▶ STATED PROBLEM: Extend the forum thread about fishing at Lake Logan, picking up at the point where it stops.

▶ TEXT SECTION:
[start]
# I,m done with Lake Logan



## stanimals2 (Mar 20, 2011)

Spent about 4 1/2 hours there again today and didnt catch crap again !! :S I,m done with that lake to darn many girard shad I guess. Talked to atleast 4 others that were there all morning to and didnt catch anything either except for one tiny crappie that the guy didnt even know he had caught. I saw plenty of fish on the fish finder, most were 7 to 11 feet down and would not bite on anything  I am tired of wasting my gas on that lake from now on if I go south it will be Burr oak or Lake hope or anything but Logan !


----------



## DogFaceClown (Mar 29, 2011)

Sounds like there pressured. I used to fish there for cats about 4 year's ago and did ok but we always seem to do better at Buckeye Lake. We live farther north now we fish at Indian lake.

_Sent from my Droid_


----------



## Greentop (Apr 30, 2010)

I gave up on that lake 3 years ago. Its a joke. Hence the name Lake Letdown.


----------



## morning jigger (Apr 22, 2009)

I'm still holding on to a little bit of hope.. I just recently moved to Lancaster and have only got to fish it a cou[ple times, but I must admit I havn't cought a single thing yet. There's gotta be some good size fish in there somewhere! Or maybe not..


----------



## mastercatman (Jan 30, 2005)

That's funny! I have done VERY well at lake Logan from time to time. It can be a tough lake to figure out! Yesterday, was a day I would have chosen not to fish and I didn't. The pressure was skyrocketing upwards and the unstable weather usually makes for tough fishing, especially there! I would not give up on it but, instead, choose the days you fish it a little more carefully. The lake does have a healthy population of gizzard shad in it! Buy a castnet and catch some to use, that is the best advice I can give. You're better off at Logan if you're fishing for anything but bass. If you're bass fishing, Burr Oak would be my #1 pick. I have not fished lake hope at all so I am not too sure what goes on there! Good luck, sometimes it is just the day and the angler, not the lake!


----------



## DaleM (Apr 5, 2004)

Lake Logan, years ago was a great Lake to fish. I live by it for 18 years and always caught nice fish. I don't care if it was Bass, Crappie, or Catfish you were always assured of doing good.
The State has ignored Lake Logan for a long time. Not sure if there is anyway to get them to start stocking it, or giving it some attention. Maybe you guys that live in the area should get you State Representative to try and do something. I use to love fishing there. My wife didn't like to fish, but we would take my kids when they were little and fish until late at night for cat fish. 
The lake itself is a beautiful lake, and I still enjoy going out on it. 
Please don't give up on it Guys, take some type of action to turn it around.


----------



## puterdude (Jan 27, 2006)
[end]
▶ Labeled region entries:
[start]
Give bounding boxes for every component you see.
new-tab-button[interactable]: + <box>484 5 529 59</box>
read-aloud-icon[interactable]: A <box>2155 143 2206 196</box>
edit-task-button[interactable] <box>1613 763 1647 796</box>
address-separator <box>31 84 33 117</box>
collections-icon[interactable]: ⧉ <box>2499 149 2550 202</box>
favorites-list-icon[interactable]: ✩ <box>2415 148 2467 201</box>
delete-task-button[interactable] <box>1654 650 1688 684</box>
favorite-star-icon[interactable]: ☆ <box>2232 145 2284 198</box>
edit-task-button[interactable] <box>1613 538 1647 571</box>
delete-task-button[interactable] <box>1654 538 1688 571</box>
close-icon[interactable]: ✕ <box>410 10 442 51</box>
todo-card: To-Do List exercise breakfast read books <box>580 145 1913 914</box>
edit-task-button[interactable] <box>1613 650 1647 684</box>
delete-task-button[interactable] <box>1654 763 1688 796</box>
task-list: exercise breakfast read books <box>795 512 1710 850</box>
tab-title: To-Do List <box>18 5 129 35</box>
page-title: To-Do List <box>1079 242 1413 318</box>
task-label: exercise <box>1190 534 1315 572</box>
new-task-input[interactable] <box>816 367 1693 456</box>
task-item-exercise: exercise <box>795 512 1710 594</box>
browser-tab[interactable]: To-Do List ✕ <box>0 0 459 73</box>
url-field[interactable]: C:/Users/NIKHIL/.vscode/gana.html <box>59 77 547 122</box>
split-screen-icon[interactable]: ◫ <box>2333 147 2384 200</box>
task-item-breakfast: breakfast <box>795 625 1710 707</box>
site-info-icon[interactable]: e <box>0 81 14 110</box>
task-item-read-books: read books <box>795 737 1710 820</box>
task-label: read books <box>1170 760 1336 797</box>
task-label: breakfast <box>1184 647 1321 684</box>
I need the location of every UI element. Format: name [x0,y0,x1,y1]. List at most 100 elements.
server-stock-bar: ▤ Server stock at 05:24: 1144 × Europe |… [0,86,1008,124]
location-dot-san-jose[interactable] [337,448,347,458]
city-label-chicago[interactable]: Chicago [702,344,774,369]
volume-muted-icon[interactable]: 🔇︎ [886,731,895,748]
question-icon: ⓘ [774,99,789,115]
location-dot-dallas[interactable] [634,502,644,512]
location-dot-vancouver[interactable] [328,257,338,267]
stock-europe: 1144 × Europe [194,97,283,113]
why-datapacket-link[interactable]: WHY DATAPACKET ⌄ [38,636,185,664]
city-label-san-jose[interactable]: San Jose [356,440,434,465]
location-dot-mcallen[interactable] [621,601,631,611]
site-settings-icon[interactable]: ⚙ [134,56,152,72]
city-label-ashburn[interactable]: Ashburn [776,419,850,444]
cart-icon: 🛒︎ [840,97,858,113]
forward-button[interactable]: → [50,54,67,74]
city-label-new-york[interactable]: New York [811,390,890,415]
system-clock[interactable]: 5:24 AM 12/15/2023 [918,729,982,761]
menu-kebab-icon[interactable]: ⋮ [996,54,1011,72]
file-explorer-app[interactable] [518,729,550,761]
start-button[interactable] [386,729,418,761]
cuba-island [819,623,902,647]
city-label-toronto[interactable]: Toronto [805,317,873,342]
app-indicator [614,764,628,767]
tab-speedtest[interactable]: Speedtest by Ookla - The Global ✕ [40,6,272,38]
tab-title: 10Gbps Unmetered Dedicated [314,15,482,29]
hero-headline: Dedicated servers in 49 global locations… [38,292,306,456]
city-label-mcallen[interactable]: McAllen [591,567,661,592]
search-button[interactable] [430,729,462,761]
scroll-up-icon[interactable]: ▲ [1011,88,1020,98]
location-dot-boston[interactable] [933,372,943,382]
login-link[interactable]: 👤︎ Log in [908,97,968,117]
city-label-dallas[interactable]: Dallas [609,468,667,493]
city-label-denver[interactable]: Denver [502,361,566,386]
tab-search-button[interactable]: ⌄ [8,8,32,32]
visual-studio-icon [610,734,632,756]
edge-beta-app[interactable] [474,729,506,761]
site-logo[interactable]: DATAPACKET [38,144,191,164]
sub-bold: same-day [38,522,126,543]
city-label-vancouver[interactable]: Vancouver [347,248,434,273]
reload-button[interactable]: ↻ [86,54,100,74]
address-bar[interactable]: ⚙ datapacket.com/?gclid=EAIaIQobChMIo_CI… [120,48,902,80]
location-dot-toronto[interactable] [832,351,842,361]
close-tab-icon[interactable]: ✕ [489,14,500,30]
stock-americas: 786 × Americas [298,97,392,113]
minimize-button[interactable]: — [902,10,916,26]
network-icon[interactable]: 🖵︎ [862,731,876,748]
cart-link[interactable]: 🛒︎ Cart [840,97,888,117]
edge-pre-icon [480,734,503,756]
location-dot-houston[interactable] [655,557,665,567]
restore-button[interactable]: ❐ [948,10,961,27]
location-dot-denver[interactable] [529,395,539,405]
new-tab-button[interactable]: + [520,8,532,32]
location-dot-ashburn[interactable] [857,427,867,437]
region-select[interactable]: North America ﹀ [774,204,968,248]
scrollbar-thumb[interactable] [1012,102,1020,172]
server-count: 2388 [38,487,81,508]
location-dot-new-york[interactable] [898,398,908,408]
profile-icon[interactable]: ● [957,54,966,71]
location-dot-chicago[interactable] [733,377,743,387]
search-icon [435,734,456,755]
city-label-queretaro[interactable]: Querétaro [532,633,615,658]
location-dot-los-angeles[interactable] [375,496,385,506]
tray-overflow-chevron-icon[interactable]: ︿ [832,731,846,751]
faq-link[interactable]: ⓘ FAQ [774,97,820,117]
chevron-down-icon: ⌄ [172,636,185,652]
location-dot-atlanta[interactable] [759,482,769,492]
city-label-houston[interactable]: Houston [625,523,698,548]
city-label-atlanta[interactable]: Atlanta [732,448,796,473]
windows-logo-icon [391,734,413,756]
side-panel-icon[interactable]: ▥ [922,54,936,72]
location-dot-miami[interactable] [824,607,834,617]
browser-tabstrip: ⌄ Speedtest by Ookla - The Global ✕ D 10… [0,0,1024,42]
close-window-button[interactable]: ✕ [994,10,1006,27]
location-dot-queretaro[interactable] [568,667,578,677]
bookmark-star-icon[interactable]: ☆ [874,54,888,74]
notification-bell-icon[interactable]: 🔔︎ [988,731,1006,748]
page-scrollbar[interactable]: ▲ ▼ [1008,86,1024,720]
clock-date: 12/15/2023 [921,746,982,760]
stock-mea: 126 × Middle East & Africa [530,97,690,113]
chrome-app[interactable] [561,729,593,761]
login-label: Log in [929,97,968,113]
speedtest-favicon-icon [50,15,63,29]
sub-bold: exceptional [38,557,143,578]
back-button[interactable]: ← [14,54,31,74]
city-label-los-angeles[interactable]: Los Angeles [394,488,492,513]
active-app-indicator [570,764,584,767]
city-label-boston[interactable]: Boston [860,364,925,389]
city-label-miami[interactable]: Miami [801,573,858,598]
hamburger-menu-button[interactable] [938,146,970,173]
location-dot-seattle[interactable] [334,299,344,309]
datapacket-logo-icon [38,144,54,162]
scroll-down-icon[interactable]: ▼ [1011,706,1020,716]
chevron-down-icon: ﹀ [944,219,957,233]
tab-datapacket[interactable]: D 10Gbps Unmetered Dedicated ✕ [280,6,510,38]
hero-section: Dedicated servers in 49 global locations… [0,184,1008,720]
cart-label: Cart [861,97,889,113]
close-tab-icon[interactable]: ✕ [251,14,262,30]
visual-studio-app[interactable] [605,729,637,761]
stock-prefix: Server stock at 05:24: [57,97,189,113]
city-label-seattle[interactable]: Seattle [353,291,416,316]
[end]
▶ SOLVED PROBLEM:
I agree with Dalem.You'd think the state would remember the fact that the state record saugeye was caught there back to back years in the month of March on the beach of all places, at night each time.Oh how soon they have forgotten.Darn shame they have neglected it so now.Take the bull by the horns there locals and at least try to get their attention,worth a try.


----------



## JignPig Guide (Aug 3, 2007)

I helped the Division of Wildlife with a bass survey recently at Lake Logan. 

We shocked up some biggun's! Now I haven't read or researched the data from the survey. Nor can I comment on the growth rate. But the locals have been catchin' some good ones for the past several years.

I unfortunately don't fish Lake Logan. But over the past several years I've been hearing (and seeing pictures) of some serious bass being caught out of there. At one weekend tournament last season, there were three Over 5-Pounders caught!!! If and angler can find an inland lake in Ohio that can kick-out three five pounders in a small weekend tournament of about twenty some competitors, he is a lucky guy. Now how to catch them is a whole other subject.

Don't give up yet. It may have been a timing thing on your trip. Maybe they hit during the first fifteen minutes of the morning then quit. Who knows?


----------



## morning jigger (Apr 22, 2009)

thanks Jeff for the insider scoop!


----------



## stanimals2 (Mar 20, 2011)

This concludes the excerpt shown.